§ Aim: Find the word "TradingView" in the material below and gather every line that contains it.

§ Stored records:
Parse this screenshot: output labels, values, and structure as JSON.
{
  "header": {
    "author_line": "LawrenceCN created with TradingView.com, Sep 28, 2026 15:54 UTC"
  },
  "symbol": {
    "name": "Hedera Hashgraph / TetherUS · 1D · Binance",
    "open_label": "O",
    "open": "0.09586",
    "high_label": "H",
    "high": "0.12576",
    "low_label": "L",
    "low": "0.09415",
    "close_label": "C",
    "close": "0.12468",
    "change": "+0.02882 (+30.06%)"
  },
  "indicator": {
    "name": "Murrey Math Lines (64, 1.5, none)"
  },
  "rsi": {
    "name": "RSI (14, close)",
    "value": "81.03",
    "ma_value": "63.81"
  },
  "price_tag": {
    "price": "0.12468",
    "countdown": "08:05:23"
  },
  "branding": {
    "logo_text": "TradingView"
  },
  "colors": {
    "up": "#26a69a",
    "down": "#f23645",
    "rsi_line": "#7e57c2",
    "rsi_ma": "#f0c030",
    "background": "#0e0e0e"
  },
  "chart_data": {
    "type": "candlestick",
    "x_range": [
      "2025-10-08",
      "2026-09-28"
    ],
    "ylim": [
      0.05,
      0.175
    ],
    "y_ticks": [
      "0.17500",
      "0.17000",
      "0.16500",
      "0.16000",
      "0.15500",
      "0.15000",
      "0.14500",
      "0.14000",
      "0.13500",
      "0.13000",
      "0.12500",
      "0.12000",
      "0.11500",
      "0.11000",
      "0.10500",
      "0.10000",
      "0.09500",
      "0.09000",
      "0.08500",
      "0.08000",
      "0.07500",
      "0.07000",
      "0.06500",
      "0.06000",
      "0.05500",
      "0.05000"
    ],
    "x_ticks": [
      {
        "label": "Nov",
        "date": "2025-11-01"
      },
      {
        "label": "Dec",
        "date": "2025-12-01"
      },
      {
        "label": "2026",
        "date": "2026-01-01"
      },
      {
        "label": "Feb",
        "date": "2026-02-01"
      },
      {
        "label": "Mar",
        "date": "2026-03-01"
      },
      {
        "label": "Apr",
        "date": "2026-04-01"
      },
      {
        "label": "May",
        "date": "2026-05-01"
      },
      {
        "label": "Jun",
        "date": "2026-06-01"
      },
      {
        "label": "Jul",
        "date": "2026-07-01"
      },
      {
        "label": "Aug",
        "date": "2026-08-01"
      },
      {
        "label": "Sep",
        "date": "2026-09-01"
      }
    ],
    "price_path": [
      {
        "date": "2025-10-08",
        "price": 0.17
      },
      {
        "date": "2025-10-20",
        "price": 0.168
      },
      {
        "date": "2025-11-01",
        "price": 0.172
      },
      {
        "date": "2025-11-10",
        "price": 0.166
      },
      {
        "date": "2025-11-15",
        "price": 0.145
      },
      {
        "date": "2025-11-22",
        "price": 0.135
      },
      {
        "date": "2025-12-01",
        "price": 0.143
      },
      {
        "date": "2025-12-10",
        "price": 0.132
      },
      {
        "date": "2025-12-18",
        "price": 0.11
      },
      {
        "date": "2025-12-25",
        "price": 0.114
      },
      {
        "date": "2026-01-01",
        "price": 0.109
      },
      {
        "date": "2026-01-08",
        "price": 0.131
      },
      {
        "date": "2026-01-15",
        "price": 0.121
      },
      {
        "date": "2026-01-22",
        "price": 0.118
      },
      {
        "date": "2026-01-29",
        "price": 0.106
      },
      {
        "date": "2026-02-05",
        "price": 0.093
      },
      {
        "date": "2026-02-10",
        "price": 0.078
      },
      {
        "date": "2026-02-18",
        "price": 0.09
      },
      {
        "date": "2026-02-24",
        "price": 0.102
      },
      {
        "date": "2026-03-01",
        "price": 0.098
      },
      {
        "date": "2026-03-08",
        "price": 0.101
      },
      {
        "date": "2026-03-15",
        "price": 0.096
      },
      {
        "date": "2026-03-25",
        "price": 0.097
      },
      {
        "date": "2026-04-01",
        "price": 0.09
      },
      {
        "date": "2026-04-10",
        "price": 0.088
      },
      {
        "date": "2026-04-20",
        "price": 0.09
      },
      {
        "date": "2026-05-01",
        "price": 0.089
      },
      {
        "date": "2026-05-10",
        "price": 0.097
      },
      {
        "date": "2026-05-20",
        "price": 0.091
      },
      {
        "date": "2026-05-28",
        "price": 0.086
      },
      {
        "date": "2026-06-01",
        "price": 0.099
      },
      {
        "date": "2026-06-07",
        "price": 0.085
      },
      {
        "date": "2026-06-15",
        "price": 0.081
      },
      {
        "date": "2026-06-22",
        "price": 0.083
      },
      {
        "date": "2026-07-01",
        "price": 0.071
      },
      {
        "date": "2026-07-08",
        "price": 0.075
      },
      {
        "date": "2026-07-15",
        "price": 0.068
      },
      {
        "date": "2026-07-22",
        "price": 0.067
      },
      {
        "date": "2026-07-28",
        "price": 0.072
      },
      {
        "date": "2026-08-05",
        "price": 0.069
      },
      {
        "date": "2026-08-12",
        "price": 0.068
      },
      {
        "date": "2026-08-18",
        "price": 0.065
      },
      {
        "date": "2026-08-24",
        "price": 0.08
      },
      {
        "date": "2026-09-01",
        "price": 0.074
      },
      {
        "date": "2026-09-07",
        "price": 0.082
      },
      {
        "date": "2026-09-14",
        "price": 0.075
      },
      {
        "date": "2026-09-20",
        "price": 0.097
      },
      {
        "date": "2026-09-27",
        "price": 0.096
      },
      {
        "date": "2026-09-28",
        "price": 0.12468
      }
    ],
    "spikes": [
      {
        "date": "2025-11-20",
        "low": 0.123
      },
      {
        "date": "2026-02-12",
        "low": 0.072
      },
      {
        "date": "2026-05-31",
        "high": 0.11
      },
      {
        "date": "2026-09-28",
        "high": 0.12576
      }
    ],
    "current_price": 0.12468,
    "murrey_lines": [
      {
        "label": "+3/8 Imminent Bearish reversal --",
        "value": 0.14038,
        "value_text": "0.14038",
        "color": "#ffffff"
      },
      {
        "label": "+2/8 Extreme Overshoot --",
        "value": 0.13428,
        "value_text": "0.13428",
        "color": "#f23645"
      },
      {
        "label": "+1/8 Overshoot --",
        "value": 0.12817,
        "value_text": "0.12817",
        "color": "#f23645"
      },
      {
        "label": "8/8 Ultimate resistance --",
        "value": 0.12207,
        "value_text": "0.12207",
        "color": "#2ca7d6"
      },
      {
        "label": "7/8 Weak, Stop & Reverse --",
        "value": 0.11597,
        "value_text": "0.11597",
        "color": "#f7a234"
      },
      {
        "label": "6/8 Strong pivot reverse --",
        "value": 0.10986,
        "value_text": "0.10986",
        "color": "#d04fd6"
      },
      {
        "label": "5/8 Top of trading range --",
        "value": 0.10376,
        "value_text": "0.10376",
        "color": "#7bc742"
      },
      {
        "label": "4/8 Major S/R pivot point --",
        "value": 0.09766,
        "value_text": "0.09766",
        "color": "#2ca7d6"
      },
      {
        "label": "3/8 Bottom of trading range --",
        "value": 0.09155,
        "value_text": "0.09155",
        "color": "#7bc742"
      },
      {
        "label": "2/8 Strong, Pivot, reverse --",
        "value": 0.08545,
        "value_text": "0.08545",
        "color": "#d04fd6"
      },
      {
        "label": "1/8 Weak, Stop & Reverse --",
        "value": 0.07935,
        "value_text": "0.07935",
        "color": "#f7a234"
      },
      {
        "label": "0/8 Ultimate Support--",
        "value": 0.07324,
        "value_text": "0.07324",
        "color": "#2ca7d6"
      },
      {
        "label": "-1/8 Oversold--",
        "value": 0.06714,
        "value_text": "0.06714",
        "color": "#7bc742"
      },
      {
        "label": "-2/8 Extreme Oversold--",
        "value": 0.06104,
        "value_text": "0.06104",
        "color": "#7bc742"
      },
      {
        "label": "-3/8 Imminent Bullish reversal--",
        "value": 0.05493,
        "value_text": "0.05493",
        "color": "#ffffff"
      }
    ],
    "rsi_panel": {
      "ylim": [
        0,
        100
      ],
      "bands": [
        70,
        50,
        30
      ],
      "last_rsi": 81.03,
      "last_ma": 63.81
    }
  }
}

§ Written reply:
    "author_line": "LawrenceCN created with TradingView.com, Sep 28, 2026 15:54 UTC"
    "logo_text": "TradingView"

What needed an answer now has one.